## OBJECTIVE
Copy out every row below with "previous-post-item" swapped for "earlier-post-item" wherever it occurs, changing nothing else, and omit the pictures.

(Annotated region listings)
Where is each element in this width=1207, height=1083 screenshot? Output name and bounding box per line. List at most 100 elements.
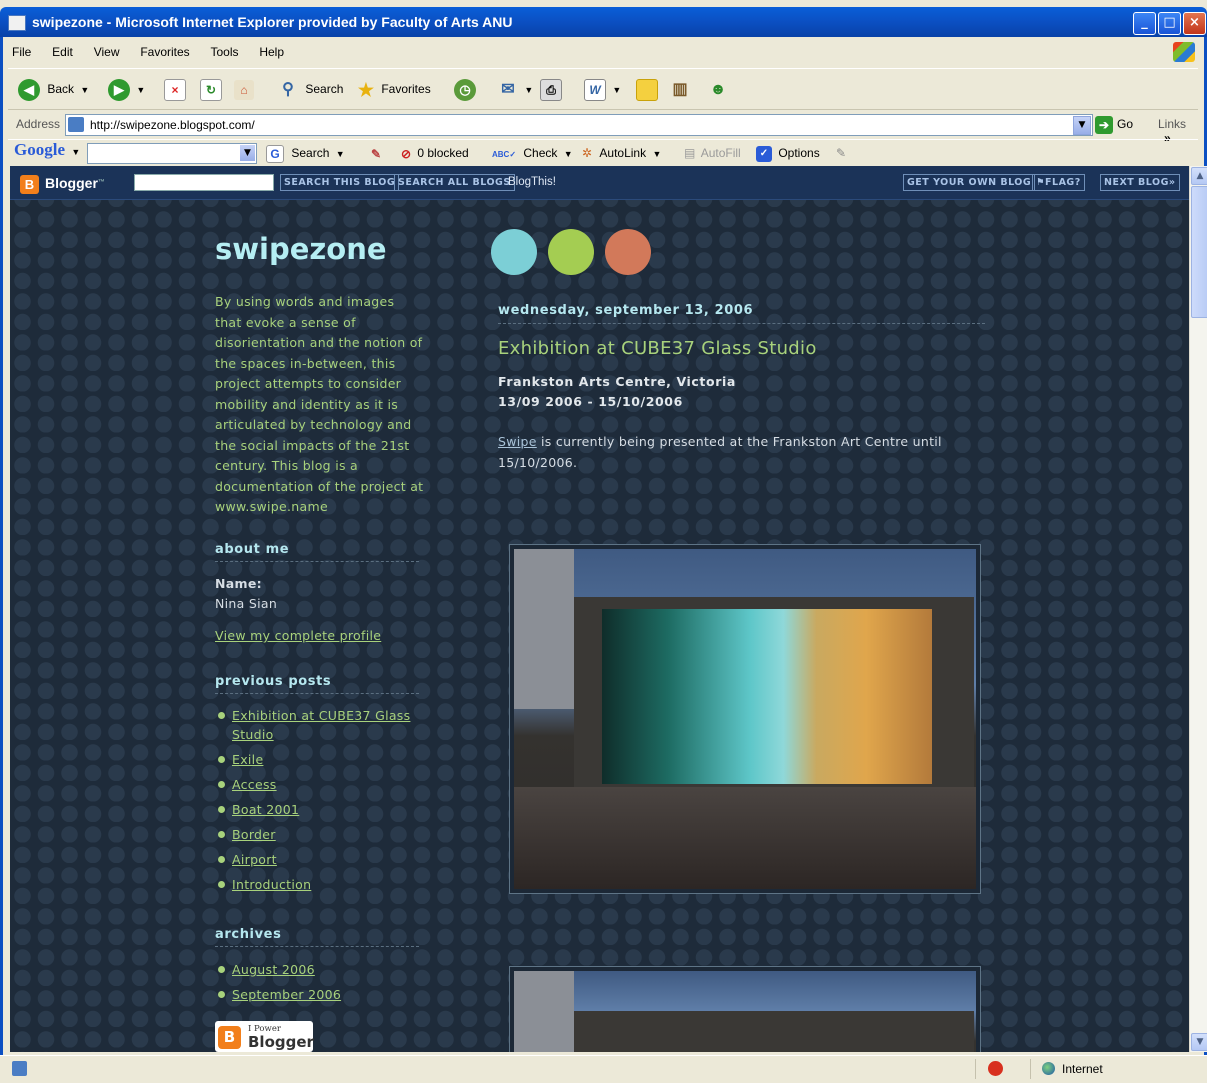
history-button[interactable]: ◷: [454, 77, 476, 101]
bullet-icon: [218, 966, 225, 973]
page-viewport: B Blogger™ SEARCH THIS BLOG SEARCH ALL BL…: [10, 166, 1189, 1052]
search-all-blogs-button[interactable]: SEARCH ALL BLOGS: [394, 174, 515, 191]
search-button[interactable]: ⚲ Search: [278, 77, 343, 101]
previous-post-item[interactable]: Exhibition at CUBE37 Glass Studio: [215, 706, 425, 744]
previous-post-item[interactable]: Introduction: [215, 875, 425, 894]
google-search-input[interactable]: ▼: [87, 143, 257, 164]
refresh-icon: ↻: [200, 78, 222, 101]
window-title: swipezone - Microsoft Internet Explorer …: [32, 14, 513, 30]
mail-dropdown-icon[interactable]: ▼: [524, 85, 533, 95]
blog-search-input[interactable]: [134, 174, 274, 191]
previous-post-item[interactable]: Airport: [215, 850, 425, 869]
flag-button[interactable]: ⚑FLAG?: [1032, 174, 1085, 191]
blogthis-link[interactable]: BlogThis!: [508, 176, 556, 188]
back-button[interactable]: ◀ Back ▼: [18, 77, 89, 101]
address-url[interactable]: http://swipezone.blogspot.com/: [90, 118, 255, 132]
forward-dropdown-icon[interactable]: ▼: [136, 85, 145, 95]
mail-button[interactable]: ✉ ▼: [498, 77, 533, 101]
messenger-button[interactable]: ☻: [708, 77, 728, 101]
exhibition-photo-2[interactable]: [509, 966, 981, 1052]
google-dropdown-icon: ▼: [71, 147, 81, 157]
swipe-link[interactable]: Swipe: [498, 434, 537, 449]
options-button[interactable]: ✓ Options: [756, 144, 820, 162]
blogger-trademark: ™: [97, 179, 105, 186]
search-magnifier-icon: ⚲: [282, 80, 294, 98]
autolink-dropdown-icon[interactable]: ▼: [652, 149, 661, 159]
research-button[interactable]: ▥: [670, 77, 690, 101]
edit-dropdown-icon[interactable]: ▼: [612, 85, 621, 95]
profile-name-value: Nina Sian: [215, 596, 278, 611]
spell-check-button[interactable]: ABC✓ Check ▼: [492, 144, 573, 164]
menu-edit[interactable]: Edit: [48, 40, 73, 64]
blog-description: By using words and images that evoke a s…: [215, 294, 424, 514]
google-search-dropdown-icon[interactable]: ▼: [336, 149, 345, 159]
maximize-button[interactable]: □: [1158, 12, 1181, 35]
stop-button[interactable]: ×: [164, 77, 186, 101]
menu-help[interactable]: Help: [255, 40, 284, 64]
bullet-icon: [218, 806, 225, 813]
popup-blocker-button[interactable]: ⊘ 0 blocked: [398, 144, 469, 162]
ie-page-icon: [8, 15, 26, 31]
previous-post-item[interactable]: Boat 2001: [215, 800, 425, 819]
edit-word-button[interactable]: W ▼: [584, 77, 621, 101]
autofill-label: AutoFill: [700, 146, 741, 160]
post-date-header: wednesday, september 13, 2006: [498, 303, 985, 324]
blog-title[interactable]: swipezone: [215, 232, 387, 266]
page-rank-button[interactable]: ✎: [368, 144, 384, 162]
vertical-scrollbar[interactable]: ▲ ▼: [1189, 166, 1207, 1052]
autofill-icon: ▤: [684, 146, 696, 160]
autofill-button[interactable]: ▤ AutoFill: [684, 144, 741, 162]
bullet-icon: [218, 856, 225, 863]
powered-by-blogger-badge[interactable]: B I Power Blogger: [215, 1021, 314, 1052]
favorites-button[interactable]: ★ Favorites: [356, 77, 431, 101]
scroll-up-button[interactable]: ▲: [1191, 167, 1207, 185]
go-arrow-icon: ➔: [1095, 115, 1113, 134]
home-button[interactable]: ⌂: [234, 77, 254, 101]
forward-button[interactable]: ▶ ▼: [108, 77, 145, 101]
archive-item[interactable]: September 2006: [215, 985, 425, 1004]
exhibition-photo-1[interactable]: [509, 544, 981, 894]
minimize-button[interactable]: _: [1133, 12, 1156, 35]
discuss-button[interactable]: [636, 77, 658, 101]
back-dropdown-icon[interactable]: ▼: [80, 85, 89, 95]
view-profile-link[interactable]: View my complete profile: [215, 628, 381, 643]
refresh-button[interactable]: ↻: [200, 77, 222, 101]
blogger-navbar: B Blogger™ SEARCH THIS BLOG SEARCH ALL BL…: [10, 166, 1189, 200]
google-menu-button[interactable]: Google ▼: [14, 141, 80, 161]
previous-post-item[interactable]: Access: [215, 775, 425, 794]
menu-view[interactable]: View: [90, 40, 120, 64]
popup-blocked-status-icon[interactable]: [988, 1061, 1003, 1076]
menu-favorites[interactable]: Favorites: [136, 40, 189, 64]
autolink-button[interactable]: ✲ AutoLink ▼: [582, 144, 661, 163]
highlighter-button[interactable]: ✎: [836, 144, 846, 162]
address-input[interactable]: http://swipezone.blogspot.com/ ▼: [65, 114, 1093, 136]
close-button[interactable]: ×: [1183, 12, 1206, 35]
menu-file[interactable]: File: [8, 40, 31, 64]
next-blog-button[interactable]: NEXT BLOG»: [1100, 174, 1180, 191]
page-icon: [68, 117, 84, 132]
blogger-logo[interactable]: B Blogger™: [20, 173, 105, 194]
scroll-thumb[interactable]: [1191, 186, 1207, 318]
messenger-icon: ☻: [709, 80, 727, 98]
note-icon: [636, 78, 658, 101]
google-search-dropdown-icon[interactable]: ▼: [240, 145, 255, 161]
scroll-down-button[interactable]: ▼: [1191, 1033, 1207, 1051]
get-your-own-blog-button[interactable]: GET YOUR OWN BLOG: [903, 174, 1036, 191]
search-this-blog-button[interactable]: SEARCH THIS BLOG: [280, 174, 400, 191]
header-dot-blue: [491, 229, 537, 275]
google-search-button[interactable]: G Search ▼: [266, 144, 345, 163]
address-dropdown-icon[interactable]: ▼: [1073, 116, 1091, 135]
flag-icon: ⚑: [1036, 177, 1046, 188]
print-button[interactable]: ⎙: [540, 77, 562, 101]
menu-tools[interactable]: Tools: [207, 40, 239, 64]
archives-heading: archives: [215, 927, 419, 947]
go-button[interactable]: ➔ Go: [1095, 114, 1133, 134]
archive-item[interactable]: August 2006: [215, 960, 425, 979]
check-dropdown-icon[interactable]: ▼: [564, 149, 573, 159]
previous-post-item[interactable]: Exile: [215, 750, 425, 769]
browser-window: swipezone - Microsoft Internet Explorer …: [0, 0, 1207, 1083]
windows-logo-icon: [1173, 42, 1195, 62]
post-body-text: is currently being presented at the Fran…: [498, 434, 942, 470]
previous-post-item[interactable]: Border: [215, 825, 425, 844]
popup-blocked-icon: ⊘: [400, 146, 412, 161]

## EXERCISE SOLUTION
Where is each element in this width=1207, height=1083 screenshot? Output name and bounding box per line. List at most 100 elements.
history-button[interactable]: ◷: [454, 77, 476, 101]
bullet-icon: [218, 966, 225, 973]
page-viewport: B Blogger™ SEARCH THIS BLOG SEARCH ALL BL…: [10, 166, 1189, 1052]
search-all-blogs-button[interactable]: SEARCH ALL BLOGS: [394, 174, 515, 191]
search-button[interactable]: ⚲ Search: [278, 77, 343, 101]
earlier-post-item[interactable]: Exhibition at CUBE37 Glass Studio: [215, 706, 425, 744]
earlier-post-item[interactable]: Introduction: [215, 875, 425, 894]
google-search-input[interactable]: ▼: [87, 143, 257, 164]
refresh-icon: ↻: [200, 78, 222, 101]
window-title: swipezone - Microsoft Internet Explorer …: [32, 14, 513, 30]
mail-dropdown-icon[interactable]: ▼: [524, 85, 533, 95]
blog-search-input[interactable]: [134, 174, 274, 191]
earlier-post-item[interactable]: Airport: [215, 850, 425, 869]
flag-button[interactable]: ⚑FLAG?: [1032, 174, 1085, 191]
blogthis-link[interactable]: BlogThis!: [508, 176, 556, 188]
back-button[interactable]: ◀ Back ▼: [18, 77, 89, 101]
address-url[interactable]: http://swipezone.blogspot.com/: [90, 118, 255, 132]
forward-dropdown-icon[interactable]: ▼: [136, 85, 145, 95]
mail-button[interactable]: ✉ ▼: [498, 77, 533, 101]
messenger-button[interactable]: ☻: [708, 77, 728, 101]
exhibition-photo-2[interactable]: [509, 966, 981, 1052]
google-dropdown-icon: ▼: [71, 147, 81, 157]
swipe-link[interactable]: Swipe: [498, 434, 537, 449]
options-button[interactable]: ✓ Options: [756, 144, 820, 162]
blogger-trademark: ™: [97, 179, 105, 186]
search-magnifier-icon: ⚲: [282, 80, 294, 98]
autolink-dropdown-icon[interactable]: ▼: [652, 149, 661, 159]
research-button[interactable]: ▥: [670, 77, 690, 101]
edit-dropdown-icon[interactable]: ▼: [612, 85, 621, 95]
profile-name-value: Nina Sian: [215, 596, 278, 611]
spell-check-button[interactable]: ABC✓ Check ▼: [492, 144, 573, 164]
menu-edit[interactable]: Edit: [48, 40, 73, 64]
blog-description: By using words and images that evoke a s…: [215, 294, 424, 514]
google-search-dropdown-icon[interactable]: ▼: [336, 149, 345, 159]
maximize-button[interactable]: □: [1158, 12, 1181, 35]
stop-button[interactable]: ×: [164, 77, 186, 101]
menu-help[interactable]: Help: [255, 40, 284, 64]
bullet-icon: [218, 806, 225, 813]
popup-blocker-button[interactable]: ⊘ 0 blocked: [398, 144, 469, 162]
ie-page-icon: [8, 15, 26, 31]
earlier-post-item[interactable]: Boat 2001: [215, 800, 425, 819]
edit-word-button[interactable]: W ▼: [584, 77, 621, 101]
autofill-label: AutoFill: [700, 146, 741, 160]
post-date-header: wednesday, september 13, 2006: [498, 303, 985, 324]
blog-title[interactable]: swipezone: [215, 232, 387, 266]
page-rank-button[interactable]: ✎: [368, 144, 384, 162]
vertical-scrollbar[interactable]: ▲ ▼: [1189, 166, 1207, 1052]
autofill-icon: ▤: [684, 146, 696, 160]
autofill-button[interactable]: ▤ AutoFill: [684, 144, 741, 162]
bullet-icon: [218, 856, 225, 863]
powered-by-blogger-badge[interactable]: B I Power Blogger: [215, 1021, 314, 1052]
favorites-button[interactable]: ★ Favorites: [356, 77, 431, 101]
scroll-up-button[interactable]: ▲: [1191, 167, 1207, 185]
go-arrow-icon: ➔: [1095, 115, 1113, 134]
home-button[interactable]: ⌂: [234, 77, 254, 101]
forward-button[interactable]: ▶ ▼: [108, 77, 145, 101]
archive-item[interactable]: September 2006: [215, 985, 425, 1004]
exhibition-photo-1[interactable]: [509, 544, 981, 894]
minimize-button[interactable]: _: [1133, 12, 1156, 35]
discuss-button[interactable]: [636, 77, 658, 101]
back-dropdown-icon[interactable]: ▼: [80, 85, 89, 95]
view-profile-link[interactable]: View my complete profile: [215, 628, 381, 643]
refresh-button[interactable]: ↻: [200, 77, 222, 101]
blogger-navbar: B Blogger™ SEARCH THIS BLOG SEARCH ALL BL…: [10, 166, 1189, 200]
google-menu-button[interactable]: Google ▼: [14, 141, 80, 161]
earlier-post-item[interactable]: Access: [215, 775, 425, 794]
menu-view[interactable]: View: [90, 40, 120, 64]
popup-blocked-status-icon[interactable]: [988, 1061, 1003, 1076]
menu-favorites[interactable]: Favorites: [136, 40, 189, 64]
autolink-button[interactable]: ✲ AutoLink ▼: [582, 144, 661, 163]
highlighter-button[interactable]: ✎: [836, 144, 846, 162]
address-input[interactable]: http://swipezone.blogspot.com/ ▼: [65, 114, 1093, 136]
close-button[interactable]: ×: [1183, 12, 1206, 35]
menu-file[interactable]: File: [8, 40, 31, 64]
next-blog-button[interactable]: NEXT BLOG»: [1100, 174, 1180, 191]
page-icon: [68, 117, 84, 132]
blogger-logo[interactable]: B Blogger™: [20, 173, 105, 194]
scroll-thumb[interactable]: [1191, 186, 1207, 318]
messenger-icon: ☻: [709, 80, 727, 98]
note-icon: [636, 78, 658, 101]
google-search-dropdown-icon[interactable]: ▼: [240, 145, 255, 161]
scroll-down-button[interactable]: ▼: [1191, 1033, 1207, 1051]
get-your-own-blog-button[interactable]: GET YOUR OWN BLOG: [903, 174, 1036, 191]
search-this-blog-button[interactable]: SEARCH THIS BLOG: [280, 174, 400, 191]
header-dot-blue: [491, 229, 537, 275]
google-search-button[interactable]: G Search ▼: [266, 144, 345, 163]
address-dropdown-icon[interactable]: ▼: [1073, 116, 1091, 135]
flag-icon: ⚑: [1036, 177, 1046, 188]
print-button[interactable]: ⎙: [540, 77, 562, 101]
menu-tools[interactable]: Tools: [207, 40, 239, 64]
archives-heading: archives: [215, 927, 419, 947]
go-button[interactable]: ➔ Go: [1095, 114, 1133, 134]
archive-item[interactable]: August 2006: [215, 960, 425, 979]
check-dropdown-icon[interactable]: ▼: [564, 149, 573, 159]
earlier-post-item[interactable]: Exile: [215, 750, 425, 769]
browser-window: swipezone - Microsoft Internet Explorer …: [0, 0, 1207, 1083]
windows-logo-icon: [1173, 42, 1195, 62]
post-body-text: is currently being presented at the Fran…: [498, 434, 942, 470]
earlier-post-item[interactable]: Border: [215, 825, 425, 844]
popup-blocked-icon: ⊘: [400, 146, 412, 161]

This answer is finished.